Written problem | Reproduce the records below in full and word for word, excluding pictures.

Materials provided |
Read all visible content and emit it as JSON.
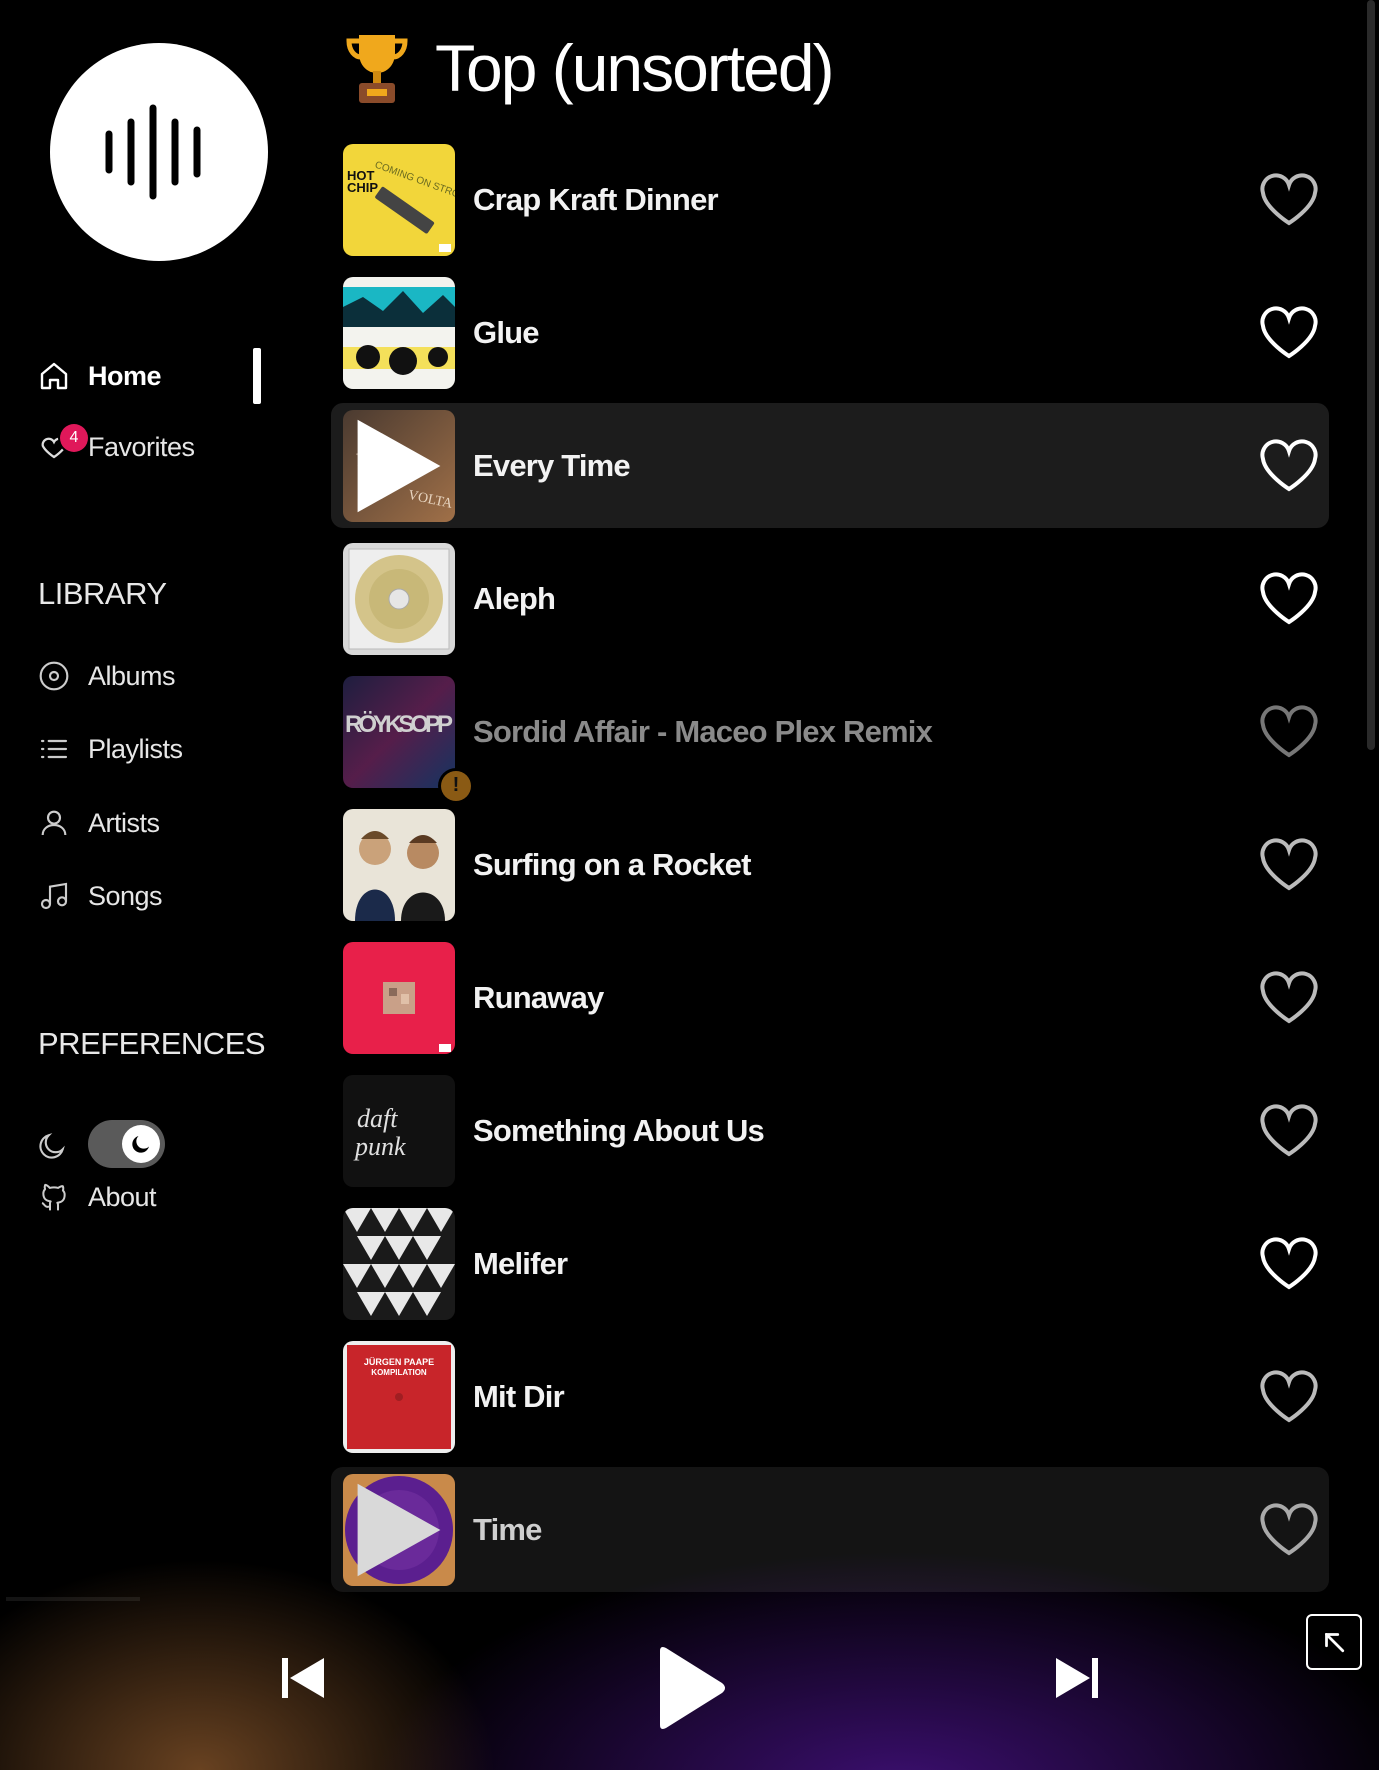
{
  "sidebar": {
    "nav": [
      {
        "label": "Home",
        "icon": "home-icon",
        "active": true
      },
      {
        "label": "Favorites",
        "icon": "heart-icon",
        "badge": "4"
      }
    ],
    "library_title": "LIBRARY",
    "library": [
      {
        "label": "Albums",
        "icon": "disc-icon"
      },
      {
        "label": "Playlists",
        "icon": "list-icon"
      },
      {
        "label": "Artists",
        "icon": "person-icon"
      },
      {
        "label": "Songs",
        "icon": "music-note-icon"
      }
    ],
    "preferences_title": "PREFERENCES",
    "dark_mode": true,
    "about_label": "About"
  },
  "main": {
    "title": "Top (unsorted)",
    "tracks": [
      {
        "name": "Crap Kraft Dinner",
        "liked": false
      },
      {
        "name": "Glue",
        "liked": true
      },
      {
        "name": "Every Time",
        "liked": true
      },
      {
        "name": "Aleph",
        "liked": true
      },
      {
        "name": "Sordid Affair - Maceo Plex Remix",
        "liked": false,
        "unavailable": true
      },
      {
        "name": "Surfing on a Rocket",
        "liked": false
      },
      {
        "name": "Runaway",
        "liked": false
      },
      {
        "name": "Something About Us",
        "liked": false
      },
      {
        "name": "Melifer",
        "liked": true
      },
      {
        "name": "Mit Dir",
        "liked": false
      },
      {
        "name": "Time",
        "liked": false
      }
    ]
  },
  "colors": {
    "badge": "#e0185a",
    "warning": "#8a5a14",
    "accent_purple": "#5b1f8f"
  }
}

Completed exercise |
Read all visible content and emit it as JSON.
{
  "sidebar": {
    "nav": [
      {
        "label": "Home",
        "icon": "home-icon",
        "active": true
      },
      {
        "label": "Favorites",
        "icon": "heart-icon",
        "badge": "4"
      }
    ],
    "library_title": "LIBRARY",
    "library": [
      {
        "label": "Albums",
        "icon": "disc-icon"
      },
      {
        "label": "Playlists",
        "icon": "list-icon"
      },
      {
        "label": "Artists",
        "icon": "person-icon"
      },
      {
        "label": "Songs",
        "icon": "music-note-icon"
      }
    ],
    "preferences_title": "PREFERENCES",
    "dark_mode": true,
    "about_label": "About"
  },
  "main": {
    "title": "Top (unsorted)",
    "tracks": [
      {
        "name": "Crap Kraft Dinner",
        "liked": false
      },
      {
        "name": "Glue",
        "liked": true
      },
      {
        "name": "Every Time",
        "liked": true
      },
      {
        "name": "Aleph",
        "liked": true
      },
      {
        "name": "Sordid Affair - Maceo Plex Remix",
        "liked": false,
        "unavailable": true
      },
      {
        "name": "Surfing on a Rocket",
        "liked": false
      },
      {
        "name": "Runaway",
        "liked": false
      },
      {
        "name": "Something About Us",
        "liked": false
      },
      {
        "name": "Melifer",
        "liked": true
      },
      {
        "name": "Mit Dir",
        "liked": false
      },
      {
        "name": "Time",
        "liked": false
      }
    ]
  },
  "colors": {
    "badge": "#e0185a",
    "warning": "#8a5a14",
    "accent_purple": "#5b1f8f"
  }
}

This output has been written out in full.